▸ Document excerpt:
+++

Different pointe shoe makers offer different strengths of shank. For example, Grishko, a Russian pointe shoe company, offers various shank strengths such as super soft, soft, medium, hard, and super hard. The strength of the shank mostly depends on the arch and strength of the dancer’s foot. If the dancer has a strong and flexible arch, they would need a hard or super hard shank to support the foot while en pointe properly. If the dancer is starting pointe and has weaker feet, a super soft or soft shank would be more suitable, allowing the dancer to pointe their foot more easily. Additionally, dancers will sometimes wear different pointe shoe models for different performance pieces. In such cases, the choreography can dictate the type of shank required; a lyrical style may call for a softer shoe, while an aggressive style with many turns is more easily performed in a hard, stiff shoe.

Ribbons and elastic band

A pointe shoe employs two fabric ribbons and an elastic band to secure it to the foot. Most of the work of securing shoes to feet is done by the ribbons. The two ribbons wrap around the dancer's ankle in opposite directions, overlapping one another so as to form a cross at the front. The ends are then tied together in a knot, which is then tucked under the ribbon on the inside of the ankle to hide it from view.

The elastic band—which traverses the front of the ankle below the ribbons—keeps the heel of the shoe in place against the foot when the dancer is en pointe. Optionally, two overlapped elastic bands may be used on each shoe to increase tension and holding power.

The locations where the band and ribbons attach to a shoe is critical, as incorrect placement can result in a poorly fitting shoe. Some dancers choose to sew the ribbons and elastics onto the inside of the shoe, whereas others sew them outside onto the silk exterior. Typically, the loose ends of newly sewn ribbons are briefly exposed to open flames to melt them and thus prevent fraying.

Pré-pointe shoe

A pré-pointe shoe, which is also variously called a break-down, "demi-pointe" or a soft-block shoe, shares many characteristics with pointe shoes. For example, its outer appearance resembles that of a pointe shoe and it has a toe box, although the box is softer and the wings (sides of the toe box) are typically not as deep as those found on pointe shoes. Pré-pointe shoes are secured to the feet with ribbons and elastic band in identical fashion to pointe shoes. Unlike pointe shoes, however, demi-pointe shoes have no shank and, as a result, they do not provide the support necessary for proper pointe work.

Pré-pointe shoes are most often used to train dancers who are new to pointe technique. They serve to acclimate dancers to the feel of wearing pointe shoes and to strengthen the ankles and feet in preparation for dancing en pointe in pointe shoes. The toe box allows the dancer to experience the feel of a pointe shoe, while the insole and outsole work together to provide the resistance needed for developing foot and ankle strength.

Manufacturing process

Traditional pointe shoes are usually manufactured using a method known as turnshoe, in which each shoe is initially assembled inside-out on a last and then turned right-side-out before finishing. When manufacturing standard pointe shoes, a standardized, common last is used for both left and right shoes, resulting in identical left and right shoes in a pair. Some ballerinas have custom-made lasts that replicate the shapes of their own feet; these may be supplied to a pointe shoe manufacturer for the purpose of manufacturing custom shoes.

+++

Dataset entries
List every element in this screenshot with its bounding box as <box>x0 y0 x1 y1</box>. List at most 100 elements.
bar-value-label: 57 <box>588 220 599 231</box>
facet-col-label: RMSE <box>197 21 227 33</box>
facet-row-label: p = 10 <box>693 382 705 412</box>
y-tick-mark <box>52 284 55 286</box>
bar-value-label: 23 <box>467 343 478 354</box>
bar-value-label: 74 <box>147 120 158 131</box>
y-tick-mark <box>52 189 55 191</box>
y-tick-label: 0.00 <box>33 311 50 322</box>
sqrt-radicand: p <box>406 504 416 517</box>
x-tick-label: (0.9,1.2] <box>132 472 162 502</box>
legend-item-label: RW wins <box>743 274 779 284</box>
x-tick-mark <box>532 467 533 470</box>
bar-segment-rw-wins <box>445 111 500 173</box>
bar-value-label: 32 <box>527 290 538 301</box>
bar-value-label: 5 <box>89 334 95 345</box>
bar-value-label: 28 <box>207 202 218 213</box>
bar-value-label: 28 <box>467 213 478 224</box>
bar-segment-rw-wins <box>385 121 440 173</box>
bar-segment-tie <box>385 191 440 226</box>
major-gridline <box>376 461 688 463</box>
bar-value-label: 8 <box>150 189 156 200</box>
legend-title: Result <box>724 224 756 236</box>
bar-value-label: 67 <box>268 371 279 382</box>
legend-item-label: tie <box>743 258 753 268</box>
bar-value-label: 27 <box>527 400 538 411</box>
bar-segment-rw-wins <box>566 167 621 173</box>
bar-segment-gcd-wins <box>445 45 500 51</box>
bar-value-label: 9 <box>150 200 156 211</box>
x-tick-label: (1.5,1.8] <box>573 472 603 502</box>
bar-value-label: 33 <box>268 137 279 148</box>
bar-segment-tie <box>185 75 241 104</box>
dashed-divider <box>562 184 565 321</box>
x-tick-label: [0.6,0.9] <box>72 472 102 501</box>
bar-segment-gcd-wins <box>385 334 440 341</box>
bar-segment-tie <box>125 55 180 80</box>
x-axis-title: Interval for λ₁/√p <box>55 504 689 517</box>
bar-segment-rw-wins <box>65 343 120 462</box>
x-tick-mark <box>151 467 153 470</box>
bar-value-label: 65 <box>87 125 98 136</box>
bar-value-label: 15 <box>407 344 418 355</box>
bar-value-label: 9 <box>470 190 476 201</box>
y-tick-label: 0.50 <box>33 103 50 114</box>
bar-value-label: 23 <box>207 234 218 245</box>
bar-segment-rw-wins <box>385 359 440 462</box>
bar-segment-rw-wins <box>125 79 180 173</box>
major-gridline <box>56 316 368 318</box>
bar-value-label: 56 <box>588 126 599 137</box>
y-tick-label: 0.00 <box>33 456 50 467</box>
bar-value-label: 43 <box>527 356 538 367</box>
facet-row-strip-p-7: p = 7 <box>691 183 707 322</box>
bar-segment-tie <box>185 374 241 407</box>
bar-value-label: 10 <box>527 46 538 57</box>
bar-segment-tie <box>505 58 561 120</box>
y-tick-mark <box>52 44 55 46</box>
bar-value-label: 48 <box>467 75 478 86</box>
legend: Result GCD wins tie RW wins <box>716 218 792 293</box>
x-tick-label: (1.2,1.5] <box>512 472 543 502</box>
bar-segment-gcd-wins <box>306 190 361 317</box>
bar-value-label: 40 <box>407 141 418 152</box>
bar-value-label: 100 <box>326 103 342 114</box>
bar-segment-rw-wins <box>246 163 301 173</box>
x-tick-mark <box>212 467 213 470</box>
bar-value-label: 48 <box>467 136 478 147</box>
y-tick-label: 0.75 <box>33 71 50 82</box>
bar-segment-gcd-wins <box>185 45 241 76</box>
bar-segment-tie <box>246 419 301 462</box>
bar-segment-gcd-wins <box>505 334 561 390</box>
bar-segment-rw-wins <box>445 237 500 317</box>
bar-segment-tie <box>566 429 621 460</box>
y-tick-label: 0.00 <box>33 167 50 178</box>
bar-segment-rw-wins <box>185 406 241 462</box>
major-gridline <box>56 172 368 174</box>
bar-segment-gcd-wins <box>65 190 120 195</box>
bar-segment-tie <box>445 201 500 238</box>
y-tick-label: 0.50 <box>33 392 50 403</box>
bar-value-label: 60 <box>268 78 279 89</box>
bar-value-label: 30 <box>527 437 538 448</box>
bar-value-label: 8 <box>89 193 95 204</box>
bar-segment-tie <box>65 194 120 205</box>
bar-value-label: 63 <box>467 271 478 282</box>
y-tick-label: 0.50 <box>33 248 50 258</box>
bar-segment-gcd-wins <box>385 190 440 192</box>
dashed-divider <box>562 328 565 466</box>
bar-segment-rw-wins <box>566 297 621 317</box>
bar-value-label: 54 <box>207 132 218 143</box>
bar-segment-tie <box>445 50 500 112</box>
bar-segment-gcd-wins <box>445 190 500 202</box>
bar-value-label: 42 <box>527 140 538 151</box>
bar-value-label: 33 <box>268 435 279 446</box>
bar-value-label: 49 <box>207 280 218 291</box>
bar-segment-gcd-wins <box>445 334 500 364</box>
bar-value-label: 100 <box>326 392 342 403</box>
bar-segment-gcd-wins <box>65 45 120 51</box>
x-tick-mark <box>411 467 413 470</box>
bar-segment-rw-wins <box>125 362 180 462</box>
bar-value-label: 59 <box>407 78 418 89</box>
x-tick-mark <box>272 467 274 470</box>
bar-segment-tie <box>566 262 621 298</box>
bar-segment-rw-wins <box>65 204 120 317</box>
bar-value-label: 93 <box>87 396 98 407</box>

+++

▸ What to work on:
(1) Reproduce the passage of the pointe shoe excerpt running from "A pointe shoe employs" down to "it from view.".
(2) In the pointe shoe excerpt, what is done to the loose ends of newly sewn ribbons to prevent fraying?

▸ Solutions to the tasks:
(1)
A pointe shoe employs two fabric ribbons and an elastic band to secure it to the foot. Most of the work of securing shoes to feet is done by the ribbons. The two ribbons wrap around the dancer's ankle in opposite directions, overlapping one another so as to form a cross at the front. The ends are then tied together in a knot, which is then tucked under the ribbon on the inside of the ankle to hide it from view.

(2) They are briefly exposed to open flames to melt them.